WORK TO COMPLETE
Please answer these questions from the 2D array solutions page:
(a) According to the page, what is each row in a 2D array?
(b) What must be varied to traverse a column in a 2D array?
(c) What parameters does the fillRowMajor method take, and what type does it return?

DOCUMENT PASSAGE
Complete the 2D array practice exercises before reviewing the solutions.

Review the solutions with AP CS Tutor Brandon Horn.

rowSwap method

public static void rowSwap(int[][] mat, int rowAIndex, int rowBIndex)
{
    int[] temp = mat[rowAIndex];
    mat[rowAIndex] = mat[rowBIndex];
    mat[rowBIndex] = temp;
}

A 2D array is an array of 1D arrays. Each row in a 2D array is a (reference to a) 1D array. Rows in a 2D array can be swapped using the same technique as swapping elements in a 1D array. It is not necessary to traverse the elements within the rows to be swapped.

colSwap method

public static void colSwap(int[][] mat, int colAIndex, int colBIndex)
{
    for(int r = 0; r < mat.length; r++)
    {
        int temp = mat[r][colAIndex];
        mat[r][colAIndex] = mat[r][colBIndex];
        mat[r][colBIndex] = temp;
    }
}

Swapping the elements in 2 columns of a 2D array does require traversing the columns. Traversing a column in a 2D array requires varying the row index. Both columns to be swapped are traversed in the same loop. Each pair of elements is swapped using a standard swap algorithm.

fillRowMajor method

public static String[][] fillRowMajor(String str, int rows, int cols)

SOURCE EXCERPT
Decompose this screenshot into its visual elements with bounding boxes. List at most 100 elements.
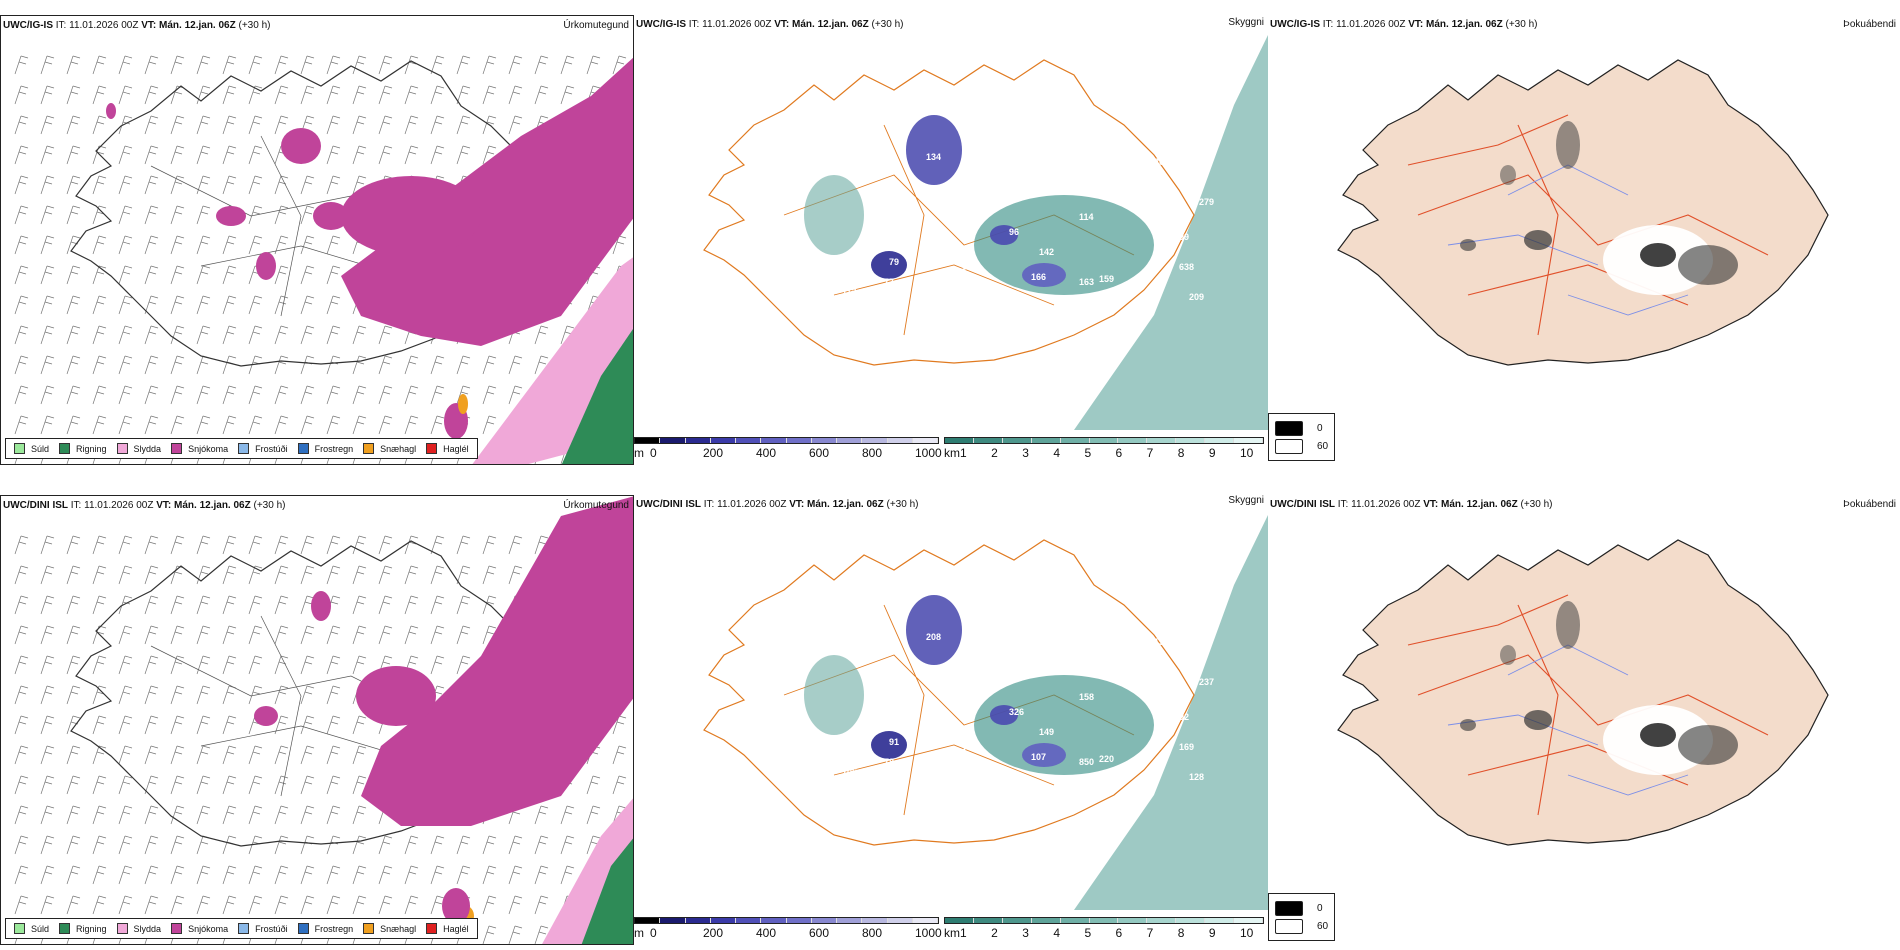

CORRECT OUTPUT
(a) Each row is a (reference to a) 1D array.
(b) The row index.
(c) It takes a String str, an int rows and an int cols, and it returns a String[][].